Copy every line with the string "JSON" in it.

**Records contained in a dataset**
━━━━━━━━

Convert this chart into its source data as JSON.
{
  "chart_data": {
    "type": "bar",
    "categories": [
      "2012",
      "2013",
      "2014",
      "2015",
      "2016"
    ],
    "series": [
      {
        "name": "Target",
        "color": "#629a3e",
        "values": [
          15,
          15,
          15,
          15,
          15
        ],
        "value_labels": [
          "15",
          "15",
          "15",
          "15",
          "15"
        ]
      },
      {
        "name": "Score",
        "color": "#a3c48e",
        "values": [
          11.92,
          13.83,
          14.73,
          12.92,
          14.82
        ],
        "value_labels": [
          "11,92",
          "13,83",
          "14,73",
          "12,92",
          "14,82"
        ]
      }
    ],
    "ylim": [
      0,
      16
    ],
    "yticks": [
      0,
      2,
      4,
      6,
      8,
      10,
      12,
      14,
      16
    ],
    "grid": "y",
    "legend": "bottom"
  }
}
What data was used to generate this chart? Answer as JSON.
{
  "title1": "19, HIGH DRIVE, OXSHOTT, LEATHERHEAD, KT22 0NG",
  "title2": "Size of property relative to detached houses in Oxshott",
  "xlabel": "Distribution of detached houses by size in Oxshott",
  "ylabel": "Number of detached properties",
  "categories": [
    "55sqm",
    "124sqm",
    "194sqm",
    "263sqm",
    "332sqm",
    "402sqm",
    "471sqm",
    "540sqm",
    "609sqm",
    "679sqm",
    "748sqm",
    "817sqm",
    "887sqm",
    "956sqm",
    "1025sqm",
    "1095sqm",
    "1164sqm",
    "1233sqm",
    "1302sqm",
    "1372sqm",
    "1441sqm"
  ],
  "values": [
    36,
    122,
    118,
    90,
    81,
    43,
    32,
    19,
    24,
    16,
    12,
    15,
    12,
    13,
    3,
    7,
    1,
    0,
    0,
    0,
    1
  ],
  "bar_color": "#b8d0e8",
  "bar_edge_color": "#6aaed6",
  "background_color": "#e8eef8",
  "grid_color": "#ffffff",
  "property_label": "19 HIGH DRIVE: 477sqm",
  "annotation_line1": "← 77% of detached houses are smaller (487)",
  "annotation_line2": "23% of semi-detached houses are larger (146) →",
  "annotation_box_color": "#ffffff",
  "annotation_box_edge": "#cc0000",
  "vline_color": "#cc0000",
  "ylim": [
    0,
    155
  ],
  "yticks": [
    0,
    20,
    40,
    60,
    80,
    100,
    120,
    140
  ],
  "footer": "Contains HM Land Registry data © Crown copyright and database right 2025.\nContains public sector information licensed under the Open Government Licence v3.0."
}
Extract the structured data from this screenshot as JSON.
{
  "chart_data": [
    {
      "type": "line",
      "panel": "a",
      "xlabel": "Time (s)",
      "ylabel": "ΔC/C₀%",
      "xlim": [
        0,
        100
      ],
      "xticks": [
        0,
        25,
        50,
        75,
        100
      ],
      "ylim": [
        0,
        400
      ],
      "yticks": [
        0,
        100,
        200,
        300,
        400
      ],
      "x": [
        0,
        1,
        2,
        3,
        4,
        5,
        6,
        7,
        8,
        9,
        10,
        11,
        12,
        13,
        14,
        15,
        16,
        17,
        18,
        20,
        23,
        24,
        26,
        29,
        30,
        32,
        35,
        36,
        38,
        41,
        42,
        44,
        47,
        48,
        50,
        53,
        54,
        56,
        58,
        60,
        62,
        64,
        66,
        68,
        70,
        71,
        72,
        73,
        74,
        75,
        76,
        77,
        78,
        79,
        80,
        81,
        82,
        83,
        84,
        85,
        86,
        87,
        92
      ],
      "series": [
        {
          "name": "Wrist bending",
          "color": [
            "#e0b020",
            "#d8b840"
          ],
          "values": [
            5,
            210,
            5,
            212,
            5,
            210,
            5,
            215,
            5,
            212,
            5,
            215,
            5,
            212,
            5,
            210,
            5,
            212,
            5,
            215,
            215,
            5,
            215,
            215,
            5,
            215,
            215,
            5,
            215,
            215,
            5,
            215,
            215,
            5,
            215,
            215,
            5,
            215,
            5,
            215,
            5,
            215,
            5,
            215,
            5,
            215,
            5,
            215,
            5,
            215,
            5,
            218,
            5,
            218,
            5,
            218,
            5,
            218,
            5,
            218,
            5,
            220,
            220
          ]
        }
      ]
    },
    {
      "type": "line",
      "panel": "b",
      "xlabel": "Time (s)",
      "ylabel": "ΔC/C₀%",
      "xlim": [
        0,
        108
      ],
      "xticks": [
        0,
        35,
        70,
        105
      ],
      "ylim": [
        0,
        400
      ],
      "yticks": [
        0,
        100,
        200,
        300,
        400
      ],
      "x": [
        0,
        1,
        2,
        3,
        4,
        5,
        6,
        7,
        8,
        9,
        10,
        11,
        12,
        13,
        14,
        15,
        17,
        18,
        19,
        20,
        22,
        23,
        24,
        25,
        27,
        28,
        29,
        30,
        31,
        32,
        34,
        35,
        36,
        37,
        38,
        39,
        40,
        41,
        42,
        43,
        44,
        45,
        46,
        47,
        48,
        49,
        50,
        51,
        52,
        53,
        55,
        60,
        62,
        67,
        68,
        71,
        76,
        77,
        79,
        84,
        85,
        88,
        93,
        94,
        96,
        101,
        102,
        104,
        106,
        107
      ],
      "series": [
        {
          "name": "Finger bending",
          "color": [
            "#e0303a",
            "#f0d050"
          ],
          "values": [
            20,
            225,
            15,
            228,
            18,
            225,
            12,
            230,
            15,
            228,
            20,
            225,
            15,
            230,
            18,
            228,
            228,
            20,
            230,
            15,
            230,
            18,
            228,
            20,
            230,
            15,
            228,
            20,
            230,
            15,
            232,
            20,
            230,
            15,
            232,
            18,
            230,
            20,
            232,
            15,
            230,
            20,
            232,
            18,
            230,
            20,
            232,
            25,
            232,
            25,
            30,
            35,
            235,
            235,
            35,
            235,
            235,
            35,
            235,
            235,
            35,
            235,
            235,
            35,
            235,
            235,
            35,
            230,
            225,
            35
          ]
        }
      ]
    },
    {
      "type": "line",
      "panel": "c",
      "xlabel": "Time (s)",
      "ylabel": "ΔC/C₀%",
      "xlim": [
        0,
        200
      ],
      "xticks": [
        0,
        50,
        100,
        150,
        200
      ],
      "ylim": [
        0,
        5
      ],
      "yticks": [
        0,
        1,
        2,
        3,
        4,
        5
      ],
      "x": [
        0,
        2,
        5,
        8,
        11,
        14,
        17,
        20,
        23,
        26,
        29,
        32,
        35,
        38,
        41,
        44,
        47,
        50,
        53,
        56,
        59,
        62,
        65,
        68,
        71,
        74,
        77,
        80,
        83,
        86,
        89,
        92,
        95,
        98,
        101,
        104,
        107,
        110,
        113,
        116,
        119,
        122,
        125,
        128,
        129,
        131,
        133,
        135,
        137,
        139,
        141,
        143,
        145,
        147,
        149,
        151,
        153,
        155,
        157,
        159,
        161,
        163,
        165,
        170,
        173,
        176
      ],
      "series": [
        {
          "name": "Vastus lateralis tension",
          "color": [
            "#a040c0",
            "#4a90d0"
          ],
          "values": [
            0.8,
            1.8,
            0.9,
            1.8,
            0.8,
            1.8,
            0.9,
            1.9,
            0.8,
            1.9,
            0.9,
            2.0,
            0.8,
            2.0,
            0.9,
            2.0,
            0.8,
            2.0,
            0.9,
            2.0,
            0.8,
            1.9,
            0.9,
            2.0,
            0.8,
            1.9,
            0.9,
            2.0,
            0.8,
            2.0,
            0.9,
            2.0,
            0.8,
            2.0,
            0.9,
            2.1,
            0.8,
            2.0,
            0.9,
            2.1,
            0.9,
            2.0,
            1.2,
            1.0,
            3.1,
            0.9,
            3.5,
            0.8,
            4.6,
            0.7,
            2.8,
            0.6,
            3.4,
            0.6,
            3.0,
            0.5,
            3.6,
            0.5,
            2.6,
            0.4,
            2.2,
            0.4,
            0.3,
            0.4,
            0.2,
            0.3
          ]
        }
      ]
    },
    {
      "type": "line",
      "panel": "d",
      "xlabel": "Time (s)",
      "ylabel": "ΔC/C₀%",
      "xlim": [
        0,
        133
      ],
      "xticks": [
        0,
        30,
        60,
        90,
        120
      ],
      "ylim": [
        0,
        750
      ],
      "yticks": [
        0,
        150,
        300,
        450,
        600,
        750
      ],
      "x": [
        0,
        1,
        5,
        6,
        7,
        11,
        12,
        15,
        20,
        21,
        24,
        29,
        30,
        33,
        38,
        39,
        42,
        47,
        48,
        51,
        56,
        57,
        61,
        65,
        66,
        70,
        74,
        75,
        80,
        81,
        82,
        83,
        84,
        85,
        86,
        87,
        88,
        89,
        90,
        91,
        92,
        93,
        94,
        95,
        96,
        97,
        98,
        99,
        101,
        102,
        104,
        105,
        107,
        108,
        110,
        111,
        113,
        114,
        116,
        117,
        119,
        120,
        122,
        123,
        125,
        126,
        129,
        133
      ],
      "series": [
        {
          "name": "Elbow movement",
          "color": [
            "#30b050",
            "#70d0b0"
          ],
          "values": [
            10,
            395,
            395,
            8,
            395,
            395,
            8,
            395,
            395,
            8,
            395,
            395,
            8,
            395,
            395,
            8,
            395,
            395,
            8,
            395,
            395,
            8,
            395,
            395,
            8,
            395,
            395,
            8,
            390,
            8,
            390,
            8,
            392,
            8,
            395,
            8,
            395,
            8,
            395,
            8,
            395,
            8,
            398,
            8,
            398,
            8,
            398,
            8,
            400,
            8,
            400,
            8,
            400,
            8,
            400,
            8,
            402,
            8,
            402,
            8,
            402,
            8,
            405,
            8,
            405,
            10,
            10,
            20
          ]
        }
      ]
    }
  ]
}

━━━━━━━━

**RESPONSE TO THIS EXERCISE**
Convert this chart into its source data as JSON.
What data was used to generate this chart? Answer as JSON.
Extract the structured data from this screenshot as JSON.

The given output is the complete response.